Given request: Report how many lines of the listing below include the word "thickness". Give nothing but the number.

/---

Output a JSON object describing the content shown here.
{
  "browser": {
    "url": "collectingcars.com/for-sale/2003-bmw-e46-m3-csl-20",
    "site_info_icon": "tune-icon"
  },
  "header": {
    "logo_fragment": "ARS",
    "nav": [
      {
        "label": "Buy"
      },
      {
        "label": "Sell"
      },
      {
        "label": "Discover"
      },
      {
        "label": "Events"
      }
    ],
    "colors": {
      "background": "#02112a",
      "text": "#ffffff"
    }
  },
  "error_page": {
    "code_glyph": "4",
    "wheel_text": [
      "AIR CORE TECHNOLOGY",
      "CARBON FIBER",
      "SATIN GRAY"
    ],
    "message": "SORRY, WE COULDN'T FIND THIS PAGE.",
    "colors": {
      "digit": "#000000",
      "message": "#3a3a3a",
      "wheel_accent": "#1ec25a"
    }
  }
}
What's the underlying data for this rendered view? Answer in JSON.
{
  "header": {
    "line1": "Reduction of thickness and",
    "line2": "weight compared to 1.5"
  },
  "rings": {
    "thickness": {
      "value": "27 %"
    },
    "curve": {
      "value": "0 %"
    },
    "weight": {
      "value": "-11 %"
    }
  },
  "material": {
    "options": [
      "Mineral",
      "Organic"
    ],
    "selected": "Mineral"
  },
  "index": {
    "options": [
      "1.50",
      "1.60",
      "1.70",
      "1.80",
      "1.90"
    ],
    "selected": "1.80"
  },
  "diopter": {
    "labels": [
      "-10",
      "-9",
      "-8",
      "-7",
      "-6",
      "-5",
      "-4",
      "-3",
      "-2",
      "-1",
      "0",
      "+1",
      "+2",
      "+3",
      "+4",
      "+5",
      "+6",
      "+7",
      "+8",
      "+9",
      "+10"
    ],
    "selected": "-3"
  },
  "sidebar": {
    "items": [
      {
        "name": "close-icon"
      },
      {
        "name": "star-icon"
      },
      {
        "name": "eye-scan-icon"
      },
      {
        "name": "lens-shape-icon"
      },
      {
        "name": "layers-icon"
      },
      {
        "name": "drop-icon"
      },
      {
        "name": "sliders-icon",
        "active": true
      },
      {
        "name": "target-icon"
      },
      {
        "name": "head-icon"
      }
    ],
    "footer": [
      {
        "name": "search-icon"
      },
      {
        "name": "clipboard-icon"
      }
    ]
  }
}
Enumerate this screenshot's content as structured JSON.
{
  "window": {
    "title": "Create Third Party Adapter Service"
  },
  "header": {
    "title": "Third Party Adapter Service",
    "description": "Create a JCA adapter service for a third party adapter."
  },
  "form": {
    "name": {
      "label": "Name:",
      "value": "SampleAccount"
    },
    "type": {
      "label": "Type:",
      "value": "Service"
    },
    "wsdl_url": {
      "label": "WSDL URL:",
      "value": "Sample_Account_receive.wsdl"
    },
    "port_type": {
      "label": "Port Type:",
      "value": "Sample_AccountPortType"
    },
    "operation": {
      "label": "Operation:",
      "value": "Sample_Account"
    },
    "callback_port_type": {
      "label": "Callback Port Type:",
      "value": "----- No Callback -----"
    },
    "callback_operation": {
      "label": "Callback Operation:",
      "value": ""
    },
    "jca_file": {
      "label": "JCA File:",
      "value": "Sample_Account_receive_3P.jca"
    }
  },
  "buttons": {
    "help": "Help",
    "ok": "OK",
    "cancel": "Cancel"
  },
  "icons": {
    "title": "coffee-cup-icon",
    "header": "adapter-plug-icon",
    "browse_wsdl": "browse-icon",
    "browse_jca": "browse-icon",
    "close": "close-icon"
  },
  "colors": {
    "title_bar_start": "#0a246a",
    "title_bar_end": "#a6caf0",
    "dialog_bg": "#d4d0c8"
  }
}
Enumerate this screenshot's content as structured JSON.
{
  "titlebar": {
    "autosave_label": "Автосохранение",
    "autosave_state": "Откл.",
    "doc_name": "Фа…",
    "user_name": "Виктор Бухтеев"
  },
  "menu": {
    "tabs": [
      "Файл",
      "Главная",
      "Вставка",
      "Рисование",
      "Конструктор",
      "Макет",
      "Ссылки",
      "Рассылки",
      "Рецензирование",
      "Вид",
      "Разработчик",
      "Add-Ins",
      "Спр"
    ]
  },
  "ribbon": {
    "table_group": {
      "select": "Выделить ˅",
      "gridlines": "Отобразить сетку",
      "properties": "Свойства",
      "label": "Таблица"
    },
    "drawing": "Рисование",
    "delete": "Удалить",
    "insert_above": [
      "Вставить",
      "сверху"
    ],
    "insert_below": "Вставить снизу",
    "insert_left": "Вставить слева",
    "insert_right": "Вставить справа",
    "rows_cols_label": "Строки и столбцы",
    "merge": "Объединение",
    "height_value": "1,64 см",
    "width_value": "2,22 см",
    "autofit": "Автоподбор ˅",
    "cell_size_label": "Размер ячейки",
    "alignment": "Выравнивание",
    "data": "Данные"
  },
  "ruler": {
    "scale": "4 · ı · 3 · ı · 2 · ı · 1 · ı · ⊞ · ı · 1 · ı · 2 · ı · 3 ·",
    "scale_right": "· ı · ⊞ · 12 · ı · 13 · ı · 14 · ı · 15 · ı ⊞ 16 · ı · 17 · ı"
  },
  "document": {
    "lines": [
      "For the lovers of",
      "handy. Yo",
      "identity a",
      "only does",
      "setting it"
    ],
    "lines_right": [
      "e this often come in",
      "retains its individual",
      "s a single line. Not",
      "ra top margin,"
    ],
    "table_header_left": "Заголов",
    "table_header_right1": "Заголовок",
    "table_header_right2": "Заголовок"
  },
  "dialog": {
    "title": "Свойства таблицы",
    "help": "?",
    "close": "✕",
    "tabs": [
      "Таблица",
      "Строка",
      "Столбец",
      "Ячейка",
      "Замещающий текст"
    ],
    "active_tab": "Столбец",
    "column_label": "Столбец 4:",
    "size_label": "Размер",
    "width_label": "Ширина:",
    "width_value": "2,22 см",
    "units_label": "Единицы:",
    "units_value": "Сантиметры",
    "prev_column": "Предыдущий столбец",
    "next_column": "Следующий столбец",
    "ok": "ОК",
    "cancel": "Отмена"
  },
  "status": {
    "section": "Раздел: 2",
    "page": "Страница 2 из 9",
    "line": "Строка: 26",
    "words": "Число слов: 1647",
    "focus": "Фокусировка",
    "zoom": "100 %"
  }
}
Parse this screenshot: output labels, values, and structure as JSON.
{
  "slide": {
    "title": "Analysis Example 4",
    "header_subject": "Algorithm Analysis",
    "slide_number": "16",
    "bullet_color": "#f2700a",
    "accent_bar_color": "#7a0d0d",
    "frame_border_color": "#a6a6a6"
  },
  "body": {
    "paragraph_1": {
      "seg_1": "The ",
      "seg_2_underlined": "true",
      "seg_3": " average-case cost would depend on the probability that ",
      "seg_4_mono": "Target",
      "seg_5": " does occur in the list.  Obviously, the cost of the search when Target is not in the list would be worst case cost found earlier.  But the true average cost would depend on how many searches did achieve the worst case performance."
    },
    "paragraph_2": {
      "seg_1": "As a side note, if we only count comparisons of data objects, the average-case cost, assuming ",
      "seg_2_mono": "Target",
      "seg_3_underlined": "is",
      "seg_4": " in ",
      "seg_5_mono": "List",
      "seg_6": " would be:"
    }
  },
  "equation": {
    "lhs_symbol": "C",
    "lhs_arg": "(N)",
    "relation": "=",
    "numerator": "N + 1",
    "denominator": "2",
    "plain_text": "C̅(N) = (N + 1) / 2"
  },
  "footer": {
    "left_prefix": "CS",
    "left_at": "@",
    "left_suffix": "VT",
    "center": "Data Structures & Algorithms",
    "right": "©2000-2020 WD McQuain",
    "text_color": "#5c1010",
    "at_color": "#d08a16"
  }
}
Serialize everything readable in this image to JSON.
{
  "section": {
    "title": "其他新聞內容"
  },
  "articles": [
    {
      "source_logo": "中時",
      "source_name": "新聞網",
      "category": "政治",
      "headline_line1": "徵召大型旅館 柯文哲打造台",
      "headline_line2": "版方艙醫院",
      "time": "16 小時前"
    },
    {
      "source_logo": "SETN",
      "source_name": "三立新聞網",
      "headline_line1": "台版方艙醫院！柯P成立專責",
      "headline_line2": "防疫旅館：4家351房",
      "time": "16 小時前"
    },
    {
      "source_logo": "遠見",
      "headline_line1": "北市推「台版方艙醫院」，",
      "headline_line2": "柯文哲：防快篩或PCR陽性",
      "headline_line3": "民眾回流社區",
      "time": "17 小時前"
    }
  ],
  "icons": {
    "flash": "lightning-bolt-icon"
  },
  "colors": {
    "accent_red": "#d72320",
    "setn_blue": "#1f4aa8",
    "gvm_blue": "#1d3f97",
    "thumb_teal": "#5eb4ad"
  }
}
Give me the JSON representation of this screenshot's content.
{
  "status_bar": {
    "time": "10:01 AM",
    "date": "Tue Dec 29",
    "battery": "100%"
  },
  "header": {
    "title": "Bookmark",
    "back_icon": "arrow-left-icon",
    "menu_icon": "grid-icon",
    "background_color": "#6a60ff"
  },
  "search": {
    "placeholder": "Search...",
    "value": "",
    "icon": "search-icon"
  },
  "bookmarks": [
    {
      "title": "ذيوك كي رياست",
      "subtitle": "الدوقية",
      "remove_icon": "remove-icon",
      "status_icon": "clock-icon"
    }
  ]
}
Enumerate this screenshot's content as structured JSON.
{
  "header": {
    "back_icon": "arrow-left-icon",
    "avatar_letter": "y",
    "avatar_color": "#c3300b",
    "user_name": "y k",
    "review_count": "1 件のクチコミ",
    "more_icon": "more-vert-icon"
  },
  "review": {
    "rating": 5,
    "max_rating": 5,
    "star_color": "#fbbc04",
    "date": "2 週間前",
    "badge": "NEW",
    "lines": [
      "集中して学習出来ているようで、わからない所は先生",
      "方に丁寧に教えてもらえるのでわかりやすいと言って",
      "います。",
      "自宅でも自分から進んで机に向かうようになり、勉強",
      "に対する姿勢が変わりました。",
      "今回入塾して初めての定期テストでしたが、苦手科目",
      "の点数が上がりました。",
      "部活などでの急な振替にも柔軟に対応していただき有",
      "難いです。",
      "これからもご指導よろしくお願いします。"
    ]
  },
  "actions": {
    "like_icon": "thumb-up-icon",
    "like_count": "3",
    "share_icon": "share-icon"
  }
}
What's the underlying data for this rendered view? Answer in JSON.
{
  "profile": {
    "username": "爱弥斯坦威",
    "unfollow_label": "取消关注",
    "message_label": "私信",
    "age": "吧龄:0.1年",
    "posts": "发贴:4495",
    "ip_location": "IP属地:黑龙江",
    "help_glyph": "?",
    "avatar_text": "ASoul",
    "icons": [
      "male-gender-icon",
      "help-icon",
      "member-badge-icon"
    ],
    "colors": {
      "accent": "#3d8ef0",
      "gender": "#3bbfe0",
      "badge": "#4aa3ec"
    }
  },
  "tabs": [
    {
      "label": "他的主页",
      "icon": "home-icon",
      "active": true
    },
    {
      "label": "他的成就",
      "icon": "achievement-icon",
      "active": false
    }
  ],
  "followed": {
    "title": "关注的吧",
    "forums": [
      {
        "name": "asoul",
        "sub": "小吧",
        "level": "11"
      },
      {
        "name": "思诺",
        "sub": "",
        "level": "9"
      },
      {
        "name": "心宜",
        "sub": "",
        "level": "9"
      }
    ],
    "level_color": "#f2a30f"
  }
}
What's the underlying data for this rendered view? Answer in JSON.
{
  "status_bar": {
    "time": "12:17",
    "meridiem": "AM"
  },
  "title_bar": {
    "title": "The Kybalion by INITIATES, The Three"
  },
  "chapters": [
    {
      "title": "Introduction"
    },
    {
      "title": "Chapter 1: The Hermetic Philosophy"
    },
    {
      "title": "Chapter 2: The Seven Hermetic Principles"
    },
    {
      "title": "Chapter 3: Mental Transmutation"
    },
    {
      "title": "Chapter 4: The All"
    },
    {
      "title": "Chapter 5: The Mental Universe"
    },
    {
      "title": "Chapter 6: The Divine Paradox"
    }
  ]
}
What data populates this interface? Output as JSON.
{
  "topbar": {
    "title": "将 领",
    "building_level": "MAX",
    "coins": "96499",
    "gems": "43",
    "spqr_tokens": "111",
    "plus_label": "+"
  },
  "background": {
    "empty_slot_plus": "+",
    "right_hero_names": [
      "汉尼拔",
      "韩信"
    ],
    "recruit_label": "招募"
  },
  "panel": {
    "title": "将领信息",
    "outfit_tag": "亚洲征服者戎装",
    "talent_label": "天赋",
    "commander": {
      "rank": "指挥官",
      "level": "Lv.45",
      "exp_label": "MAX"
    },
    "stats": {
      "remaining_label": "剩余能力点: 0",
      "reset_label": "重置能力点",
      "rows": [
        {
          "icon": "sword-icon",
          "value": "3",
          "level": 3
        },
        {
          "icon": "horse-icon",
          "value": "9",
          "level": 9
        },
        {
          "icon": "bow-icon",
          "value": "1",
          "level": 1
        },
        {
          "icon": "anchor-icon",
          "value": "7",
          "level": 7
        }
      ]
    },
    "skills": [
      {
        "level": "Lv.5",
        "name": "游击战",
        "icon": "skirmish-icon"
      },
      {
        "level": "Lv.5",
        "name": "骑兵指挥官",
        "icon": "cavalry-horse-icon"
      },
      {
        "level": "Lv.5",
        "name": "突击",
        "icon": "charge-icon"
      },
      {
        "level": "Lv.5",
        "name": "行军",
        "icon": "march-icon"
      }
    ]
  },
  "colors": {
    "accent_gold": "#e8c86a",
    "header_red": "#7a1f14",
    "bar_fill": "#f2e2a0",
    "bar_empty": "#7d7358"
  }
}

\---

Result for this exercise: 2